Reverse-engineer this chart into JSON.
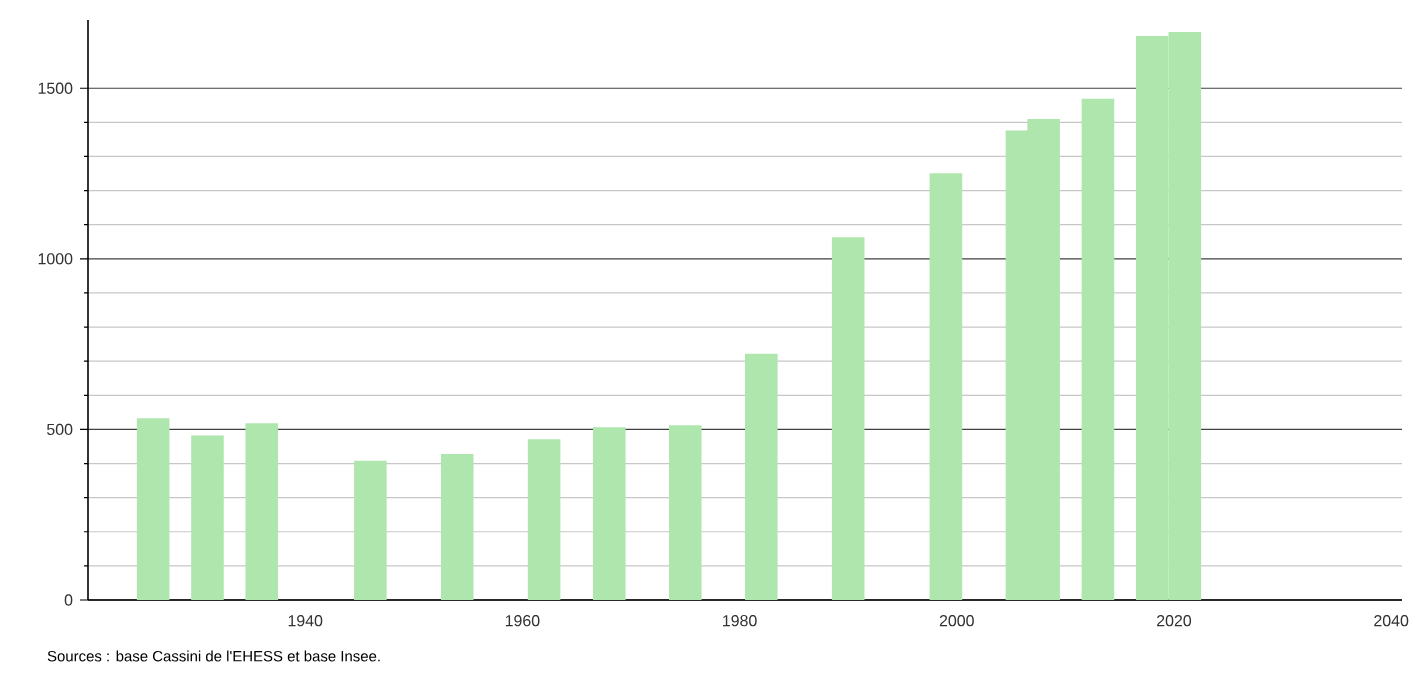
{
  "chart_data": {
    "type": "bar",
    "x": [
      1926,
      1931,
      1936,
      1946,
      1954,
      1962,
      1968,
      1975,
      1982,
      1990,
      1999,
      2006,
      2008,
      2013,
      2018,
      2021
    ],
    "values": [
      533,
      482,
      518,
      408,
      428,
      471,
      506,
      512,
      722,
      1063,
      1251,
      1376,
      1410,
      1469,
      1653,
      1665
    ],
    "color": "#aee6ae",
    "xlim": [
      1920,
      2041
    ],
    "xticks": [
      1940,
      1960,
      1980,
      2000,
      2020,
      2040
    ],
    "ylim": [
      0,
      1700
    ],
    "yticks": [
      0,
      500,
      1000,
      1500
    ],
    "grid": "y",
    "annotations": [
      "Sources : base Cassini de l'EHESS et base Insee."
    ]
  }
}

■ **Directive**
Working from the lines above, reproduce the material exactly and exclude its pictures.

■ **Written answer**
Reverse-engineer this chart into JSON.
{
  "chart_data": {
    "type": "bar",
    "x": [
      1926,
      1931,
      1936,
      1946,
      1954,
      1962,
      1968,
      1975,
      1982,
      1990,
      1999,
      2006,
      2008,
      2013,
      2018,
      2021
    ],
    "values": [
      533,
      482,
      518,
      408,
      428,
      471,
      506,
      512,
      722,
      1063,
      1251,
      1376,
      1410,
      1469,
      1653,
      1665
    ],
    "color": "#aee6ae",
    "xlim": [
      1920,
      2041
    ],
    "xticks": [
      1940,
      1960,
      1980,
      2000,
      2020,
      2040
    ],
    "ylim": [
      0,
      1700
    ],
    "yticks": [
      0,
      500,
      1000,
      1500
    ],
    "grid": "y",
    "annotations": [
      "Sources : base Cassini de l'EHESS et base Insee."
    ]
  }
}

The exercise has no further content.